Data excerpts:

start

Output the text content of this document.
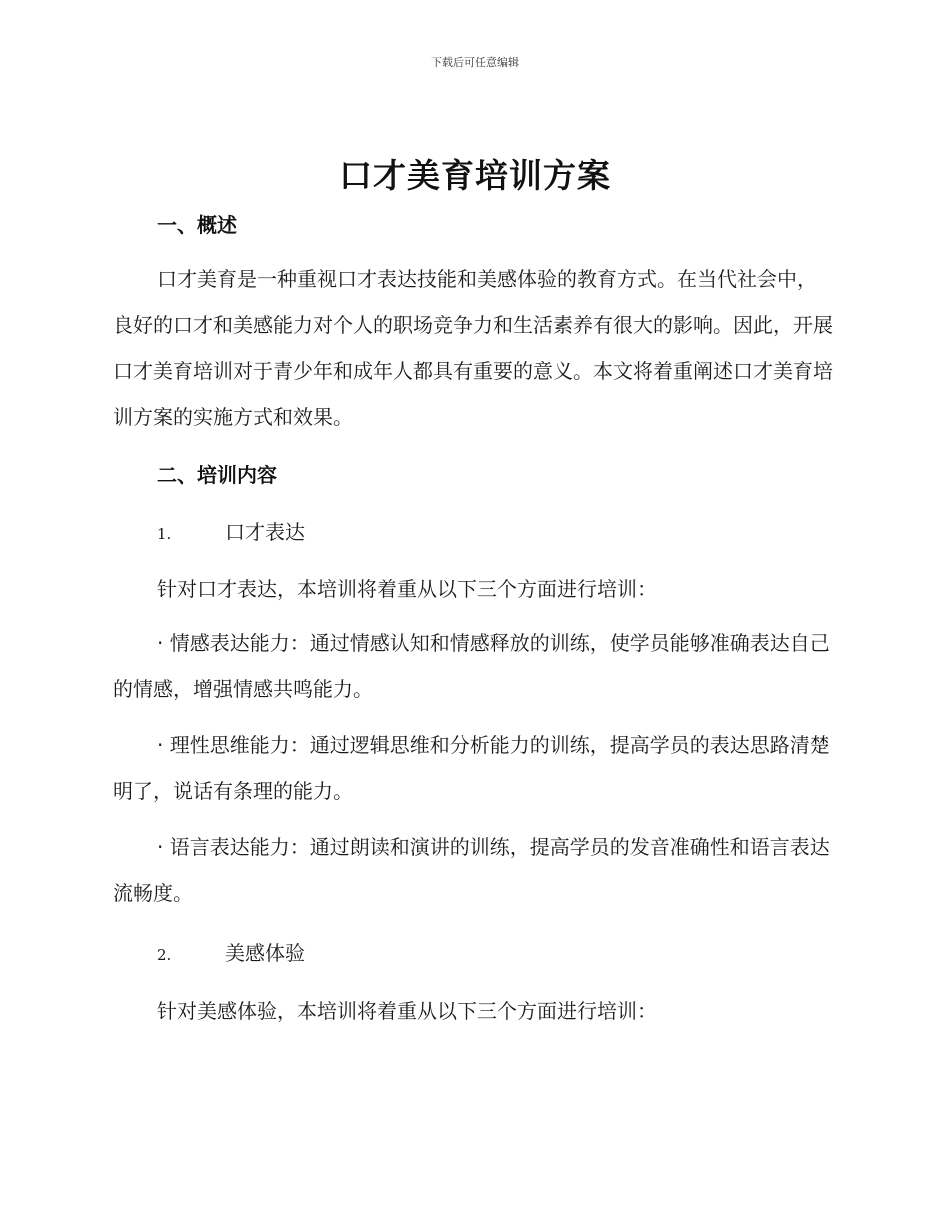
下载后可任意编辑
口才美育培训方案
一、概述

口才美育是一种重视口才表达技能和美感体验的教育方式。在当代社会中，良好的口才和美感能力对个人的职场竞争力和生活素养有很大的影响。因此，开展口才美育培训对于青少年和成年人都具有重要的意义。本文将着重阐述口才美育培训方案的实施方式和效果。

二、培训内容
1.	口才表达
针对口才表达，本培训将着重从以下三个方面进行培训：

· 情感表达能力：通过情感认知和情感释放的训练，使学员能够准确表达自己的情感，增强情感共鸣能力。

· 理性思维能力：通过逻辑思维和分析能力的训练，提高学员的表达思路清楚明了，说话有条理的能力。

· 语言表达能力：通过朗读和演讲的训练，提高学员的发音准确性和语言表达流畅度。

2.	美感体验
针对美感体验，本培训将着重从以下三个方面进行培训：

end

■ Exercise directions
State, as a number only, how many lines in the entries include "本培训将着重从以下三个方面进行培训".

■ Solved problem
2